- _What is being asked_
Transcribe all the entries word for word, skipping the pictures.

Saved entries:
☆ ☆ ☆ ☆

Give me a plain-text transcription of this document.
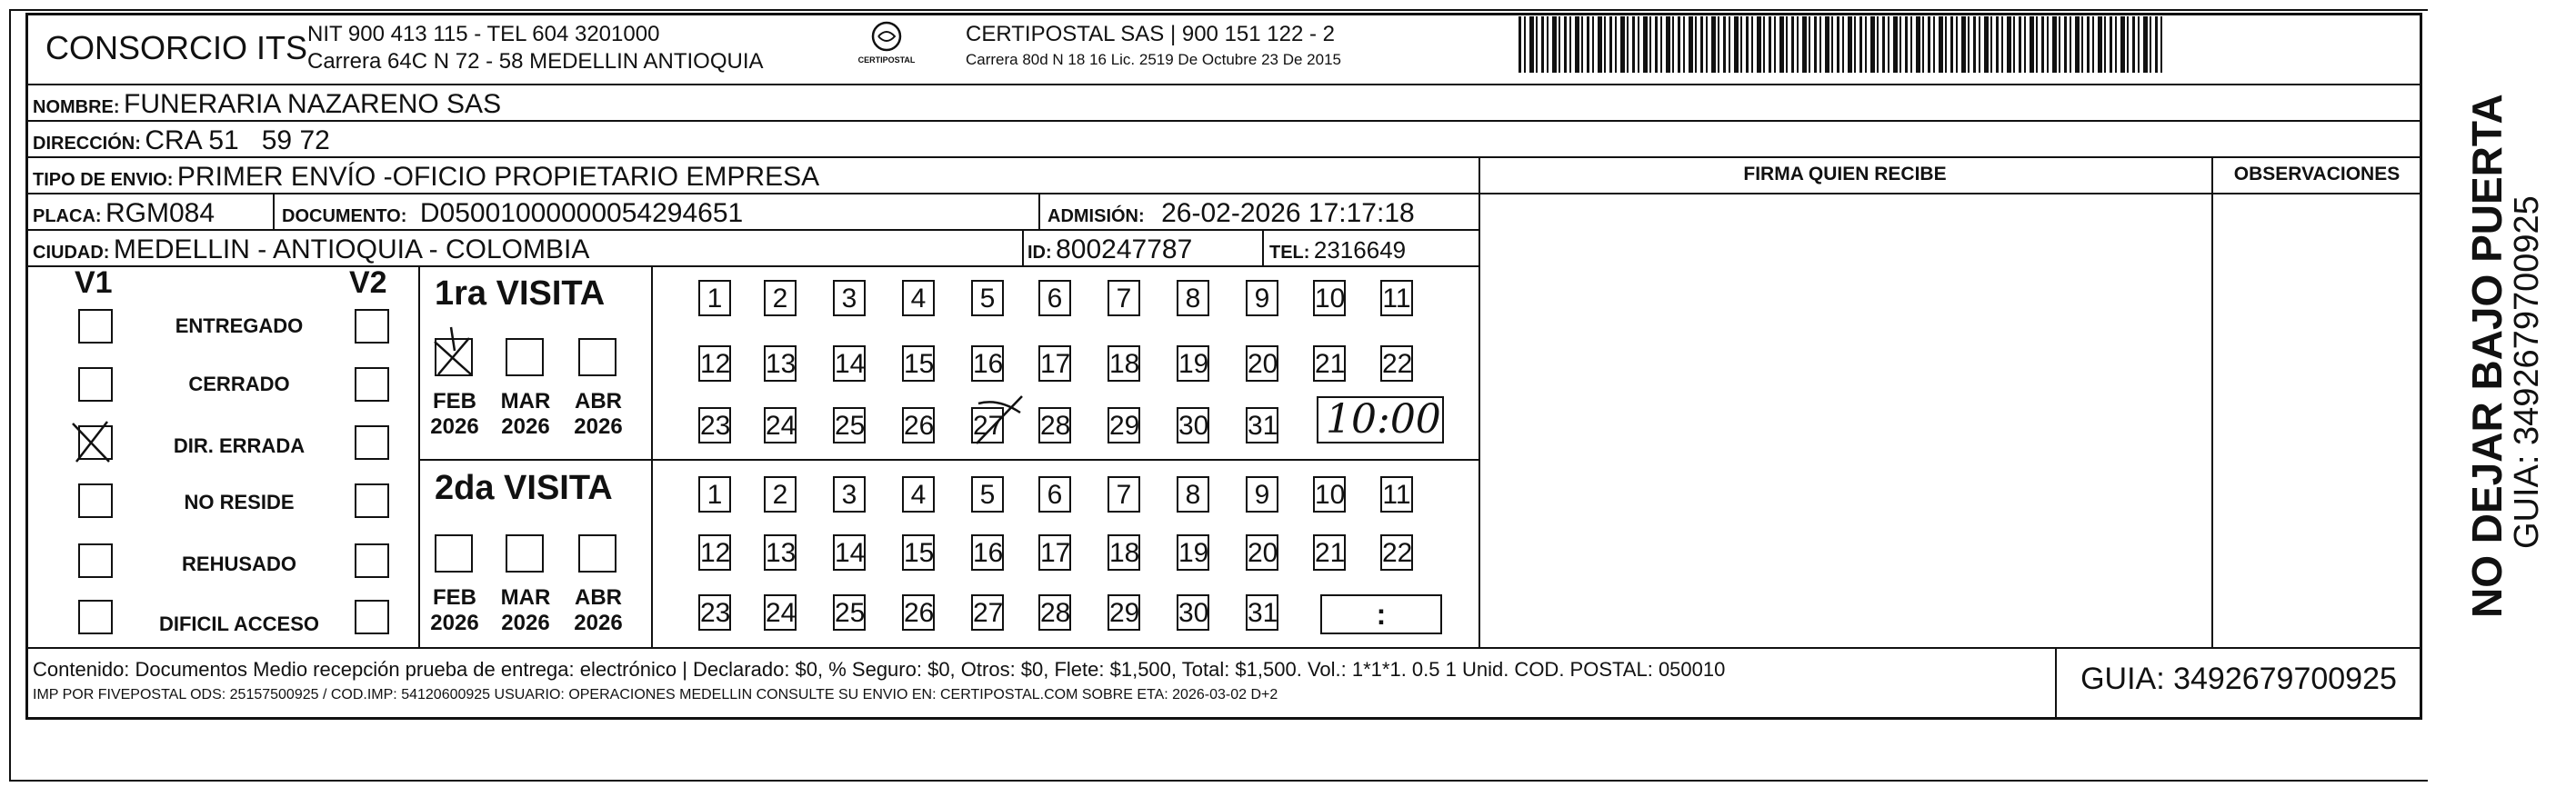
CONSORCIO ITS NIT 900 413 115 - TEL 604 3201000
Carrera 64C N 72 - 58 MEDELLIN ANTIOQUIA	CERTIPOSTAL
CERTIPOSTAL SAS | 900 151 122 - 2
Carrera 80d N 18 16 Lic. 2519 De Octubre 23 De 2015
NOMBRE: FUNERARIA NAZARENO SAS
DIRECCIÓN: CRA 51   59 72
TIPO DE ENVIO: PRIMER ENVÍO -OFICIO PROPIETARIO EMPRESA
PLACA: RGM084	DOCUMENTO: D05001000000054294651	ADMISIÓN: 26-02-2026 17:17:18
CIUDAD: MEDELLIN - ANTIOQUIA - COLOMBIA	ID: 800247787	TEL: 2316649
FIRMA QUIEN RECIBE	OBSERVACIONES
V1	V2
ENTREGADO
CERRADO
DIR. ERRADA
NO RESIDE
REHUSADO
DIFICIL ACCESO
1ra VISITA
FEB
2026
MAR
2026
ABR
2026
1	2	3	4	5	6	7	8	9	10 11
12 13 14 15 16 17 18 19 20 21 22
23 24 25 26 27 28 29 30 31 10:00
2da VISITA
FEB
2026
MAR
2026
ABR
2026
1	2	3	4	5	6	7	8	9	10 11
12 13 14 15 16 17 18 19 20 21 22
23 24 25 26 27 28 29 30 31	:
Contenido: Documentos Medio recepción prueba de entrega: electrónico | Declarado: $0, % Seguro: $0, Otros: $0, Flete: $1,500, Total: $1,500. Vol.: 1*1*1. 0.5 1 Unid. COD. POSTAL: 050010
IMP POR FIVEPOSTAL ODS: 25157500925 / COD.IMP: 54120600925 USUARIO: OPERACIONES MEDELLIN CONSULTE SU ENVIO EN: CERTIPOSTAL.COM SOBRE ETA: 2026-03-02 D+2	GUIA: 3492679700925
NO DEJAR BAJO PUERTA
GUIA: 3492679700925
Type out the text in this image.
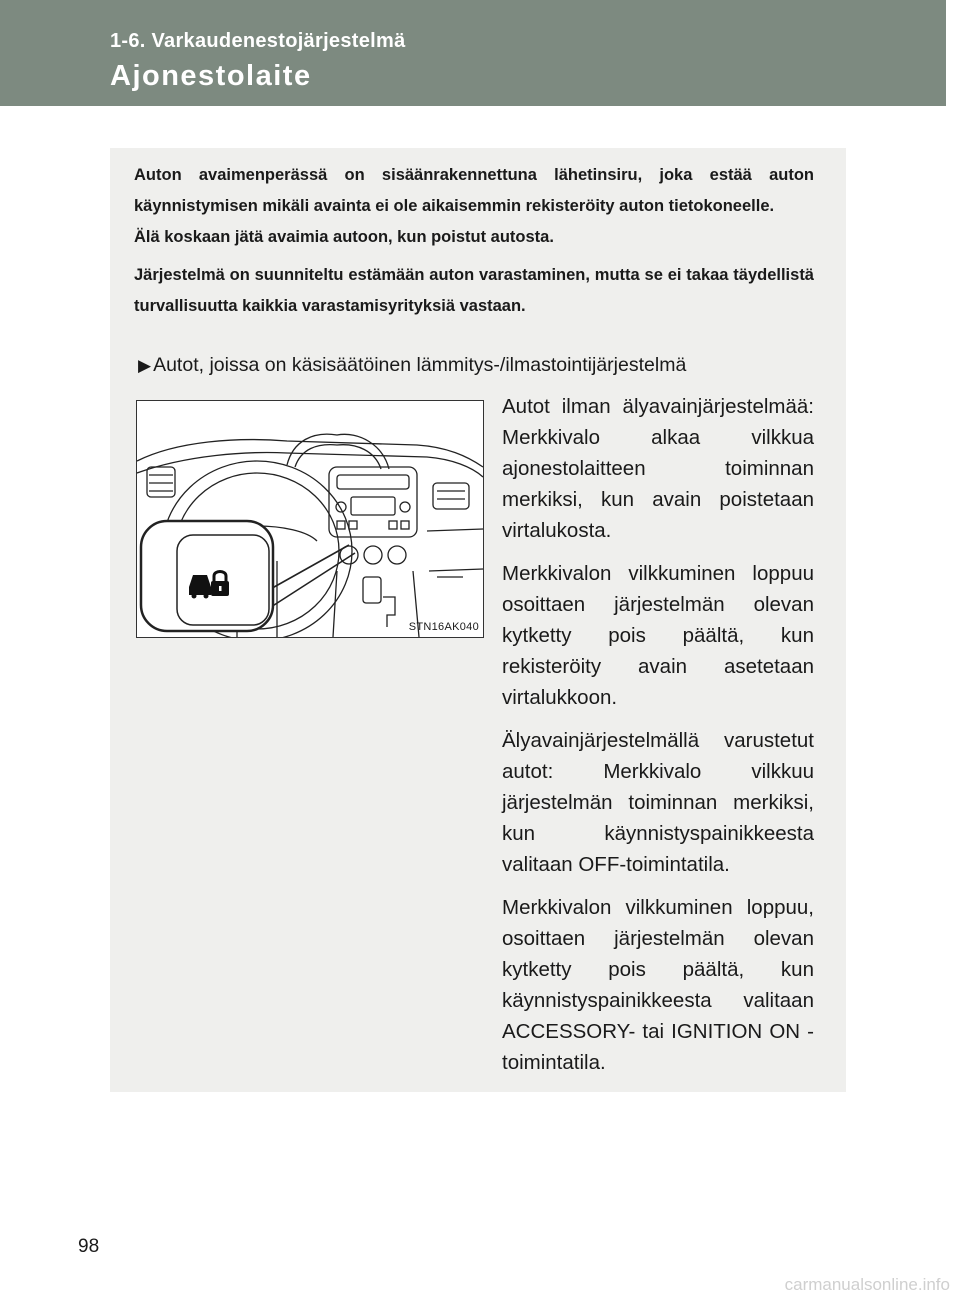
1-6. Varkaudenestojärjestelmä
Ajonestolaite

Auton avaimenperässä on sisäänrakennettuna lähetinsiru, joka estää auton käynnistymisen mikäli avainta ei ole aikaisemmin rekisteröity auton tietokoneelle.

Älä koskaan jätä avaimia autoon, kun poistut autosta.

Järjestelmä on suunniteltu estämään auton varastaminen, mutta se ei takaa täydellistä turvallisuutta kaikkia varastamisyrityksiä vastaan.

▶ Autot, joissa on käsisäätöinen lämmitys-/ilmastointijärjestelmä
STN16AK040

Autot ilman älyavainjärjestelmää: Merkkivalo alkaa vilkkua ajonestolaitteen toiminnan merkiksi, kun avain poistetaan virtalukosta.

Merkkivalon vilkkuminen loppuu osoittaen järjestelmän olevan kytketty pois päältä, kun rekisteröity avain asetetaan virtalukkoon.

Älyavainjärjestelmällä varustetut autot: Merkkivalo vilkkuu järjestelmän toiminnan merkiksi, kun käynnistyspainikkeesta valitaan OFF-toimintatila.

Merkkivalon vilkkuminen loppuu, osoittaen järjestelmän olevan kytketty pois päältä, kun käynnistyspainikkeesta valitaan ACCESSORY- tai IGNITION ON -toimintatila.

98
carmanualsonline.info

☆ ☆ ☆ ☆

- _Result for this task_
Give me a plain-text transcription of this document.
CONSORCIO ITS NIT 900 413 115 - TEL 604 3201000
Carrera 64C N 72 - 58 MEDELLIN ANTIOQUIA	CERTIPOSTAL
CERTIPOSTAL SAS | 900 151 122 - 2
Carrera 80d N 18 16 Lic. 2519 De Octubre 23 De 2015
NOMBRE: FUNERARIA NAZARENO SAS
DIRECCIÓN: CRA 51   59 72
TIPO DE ENVIO: PRIMER ENVÍO -OFICIO PROPIETARIO EMPRESA
PLACA: RGM084	DOCUMENTO: D05001000000054294651	ADMISIÓN: 26-02-2026 17:17:18
CIUDAD: MEDELLIN - ANTIOQUIA - COLOMBIA	ID: 800247787	TEL: 2316649
FIRMA QUIEN RECIBE	OBSERVACIONES
V1	V2
ENTREGADO
CERRADO
DIR. ERRADA
NO RESIDE
REHUSADO
DIFICIL ACCESO
1ra VISITA
FEB
2026
MAR
2026
ABR
2026
1	2	3	4	5	6	7	8	9	10 11
12 13 14 15 16 17 18 19 20 21 22
23 24 25 26 27 28 29 30 31 10:00
2da VISITA
FEB
2026
MAR
2026
ABR
2026
1	2	3	4	5	6	7	8	9	10 11
12 13 14 15 16 17 18 19 20 21 22
23 24 25 26 27 28 29 30 31	:
Contenido: Documentos Medio recepción prueba de entrega: electrónico | Declarado: $0, % Seguro: $0, Otros: $0, Flete: $1,500, Total: $1,500. Vol.: 1*1*1. 0.5 1 Unid. COD. POSTAL: 050010
IMP POR FIVEPOSTAL ODS: 25157500925 / COD.IMP: 54120600925 USUARIO: OPERACIONES MEDELLIN CONSULTE SU ENVIO EN: CERTIPOSTAL.COM SOBRE ETA: 2026-03-02 D+2	GUIA: 3492679700925
NO DEJAR BAJO PUERTA
GUIA: 3492679700925
Type out the text in this image.
1-6. Varkaudenestojärjestelmä
Ajonestolaite

Auton avaimenperässä on sisäänrakennettuna lähetinsiru, joka estää auton käynnistymisen mikäli avainta ei ole aikaisemmin rekisteröity auton tietokoneelle.

Älä koskaan jätä avaimia autoon, kun poistut autosta.

Järjestelmä on suunniteltu estämään auton varastaminen, mutta se ei takaa täydellistä turvallisuutta kaikkia varastamisyrityksiä vastaan.

▶ Autot, joissa on käsisäätöinen lämmitys-/ilmastointijärjestelmä
STN16AK040

Autot ilman älyavainjärjestelmää: Merkkivalo alkaa vilkkua ajonestolaitteen toiminnan merkiksi, kun avain poistetaan virtalukosta.

Merkkivalon vilkkuminen loppuu osoittaen järjestelmän olevan kytketty pois päältä, kun rekisteröity avain asetetaan virtalukkoon.

Älyavainjärjestelmällä varustetut autot: Merkkivalo vilkkuu järjestelmän toiminnan merkiksi, kun käynnistyspainikkeesta valitaan OFF-toimintatila.

Merkkivalon vilkkuminen loppuu, osoittaen järjestelmän olevan kytketty pois päältä, kun käynnistyspainikkeesta valitaan ACCESSORY- tai IGNITION ON -toimintatila.

98
carmanualsonline.info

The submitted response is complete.